● **What the task asks**: If a line of the data below holds the string "cette", copy it.

(Source data)
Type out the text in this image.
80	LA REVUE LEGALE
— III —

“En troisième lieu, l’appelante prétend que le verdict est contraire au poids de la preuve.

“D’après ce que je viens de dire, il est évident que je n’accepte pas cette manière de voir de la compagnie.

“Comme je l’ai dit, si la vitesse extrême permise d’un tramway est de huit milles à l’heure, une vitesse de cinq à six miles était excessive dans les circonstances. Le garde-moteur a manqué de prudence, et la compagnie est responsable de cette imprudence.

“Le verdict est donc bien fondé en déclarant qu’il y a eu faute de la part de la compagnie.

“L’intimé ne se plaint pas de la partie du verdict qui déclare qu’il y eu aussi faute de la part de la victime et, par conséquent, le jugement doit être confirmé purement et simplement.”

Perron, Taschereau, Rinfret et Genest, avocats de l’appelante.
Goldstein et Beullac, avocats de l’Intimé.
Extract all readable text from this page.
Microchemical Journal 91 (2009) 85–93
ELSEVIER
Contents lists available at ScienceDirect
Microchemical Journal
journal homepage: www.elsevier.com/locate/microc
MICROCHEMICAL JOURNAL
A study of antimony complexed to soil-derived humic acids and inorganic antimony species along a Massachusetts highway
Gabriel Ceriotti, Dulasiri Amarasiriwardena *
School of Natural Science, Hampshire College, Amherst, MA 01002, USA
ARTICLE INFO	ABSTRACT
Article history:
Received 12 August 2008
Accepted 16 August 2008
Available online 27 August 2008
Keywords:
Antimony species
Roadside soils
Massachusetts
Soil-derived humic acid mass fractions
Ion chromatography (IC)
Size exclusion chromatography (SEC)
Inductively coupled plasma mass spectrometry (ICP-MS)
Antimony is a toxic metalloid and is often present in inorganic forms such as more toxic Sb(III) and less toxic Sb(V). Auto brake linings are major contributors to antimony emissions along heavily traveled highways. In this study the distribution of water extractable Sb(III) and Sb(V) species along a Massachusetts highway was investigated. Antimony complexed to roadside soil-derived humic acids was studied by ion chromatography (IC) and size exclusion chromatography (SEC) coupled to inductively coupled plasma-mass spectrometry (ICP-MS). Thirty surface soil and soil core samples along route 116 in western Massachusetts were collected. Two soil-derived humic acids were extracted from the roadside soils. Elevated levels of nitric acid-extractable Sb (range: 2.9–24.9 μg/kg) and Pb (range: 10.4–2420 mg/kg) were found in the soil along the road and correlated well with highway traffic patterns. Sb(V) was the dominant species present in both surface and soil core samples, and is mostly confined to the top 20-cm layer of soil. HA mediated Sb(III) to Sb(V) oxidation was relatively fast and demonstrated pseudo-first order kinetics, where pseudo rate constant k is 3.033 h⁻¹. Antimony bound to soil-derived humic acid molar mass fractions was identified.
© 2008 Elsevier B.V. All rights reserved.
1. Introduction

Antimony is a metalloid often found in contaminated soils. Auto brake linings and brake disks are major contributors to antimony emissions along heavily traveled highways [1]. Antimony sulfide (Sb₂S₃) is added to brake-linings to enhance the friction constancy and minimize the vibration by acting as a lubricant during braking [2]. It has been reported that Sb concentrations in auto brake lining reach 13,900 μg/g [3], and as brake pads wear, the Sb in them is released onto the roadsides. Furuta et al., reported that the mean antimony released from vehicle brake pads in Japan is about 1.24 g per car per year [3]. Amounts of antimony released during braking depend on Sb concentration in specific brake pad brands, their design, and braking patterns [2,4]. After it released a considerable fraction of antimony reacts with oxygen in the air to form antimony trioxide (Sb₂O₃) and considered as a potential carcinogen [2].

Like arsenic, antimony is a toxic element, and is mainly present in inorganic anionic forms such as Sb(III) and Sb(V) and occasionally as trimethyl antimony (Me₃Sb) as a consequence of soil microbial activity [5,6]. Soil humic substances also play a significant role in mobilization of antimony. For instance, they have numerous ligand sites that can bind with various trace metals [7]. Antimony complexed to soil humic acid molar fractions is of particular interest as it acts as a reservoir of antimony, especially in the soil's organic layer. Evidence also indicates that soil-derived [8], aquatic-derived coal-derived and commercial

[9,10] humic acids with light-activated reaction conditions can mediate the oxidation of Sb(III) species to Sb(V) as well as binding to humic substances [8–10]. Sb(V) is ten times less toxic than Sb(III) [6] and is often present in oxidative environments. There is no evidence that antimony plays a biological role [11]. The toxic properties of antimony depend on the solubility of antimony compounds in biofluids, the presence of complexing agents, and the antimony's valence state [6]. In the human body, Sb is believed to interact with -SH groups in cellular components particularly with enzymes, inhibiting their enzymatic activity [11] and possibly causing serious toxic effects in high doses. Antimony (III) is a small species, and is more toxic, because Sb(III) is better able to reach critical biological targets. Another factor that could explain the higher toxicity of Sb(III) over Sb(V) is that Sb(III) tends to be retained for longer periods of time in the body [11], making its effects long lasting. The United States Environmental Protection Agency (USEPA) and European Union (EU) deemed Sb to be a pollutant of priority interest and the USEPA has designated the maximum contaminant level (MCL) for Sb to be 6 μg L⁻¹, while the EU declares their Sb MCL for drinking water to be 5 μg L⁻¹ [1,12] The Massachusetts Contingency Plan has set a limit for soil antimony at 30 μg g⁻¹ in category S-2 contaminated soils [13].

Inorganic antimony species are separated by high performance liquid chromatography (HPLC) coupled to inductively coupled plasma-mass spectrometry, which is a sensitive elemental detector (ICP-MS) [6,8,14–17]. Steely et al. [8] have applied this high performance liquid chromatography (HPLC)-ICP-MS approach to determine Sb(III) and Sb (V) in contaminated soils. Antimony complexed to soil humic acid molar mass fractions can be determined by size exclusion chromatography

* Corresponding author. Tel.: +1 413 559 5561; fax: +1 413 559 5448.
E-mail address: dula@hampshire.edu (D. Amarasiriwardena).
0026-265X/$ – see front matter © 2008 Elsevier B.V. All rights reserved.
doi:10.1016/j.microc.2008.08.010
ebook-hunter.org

● **Response area**:
“D’après ce que je viens de dire, il est évident que je n’accepte pas cette manière de voir de la compagnie.
“Comme je l’ai dit, si la vitesse extrême permise d’un tramway est de huit milles à l’heure, une vitesse de cinq à six miles était excessive dans les circonstances. Le garde-moteur a manqué de prudence, et la compagnie est responsable de cette imprudence.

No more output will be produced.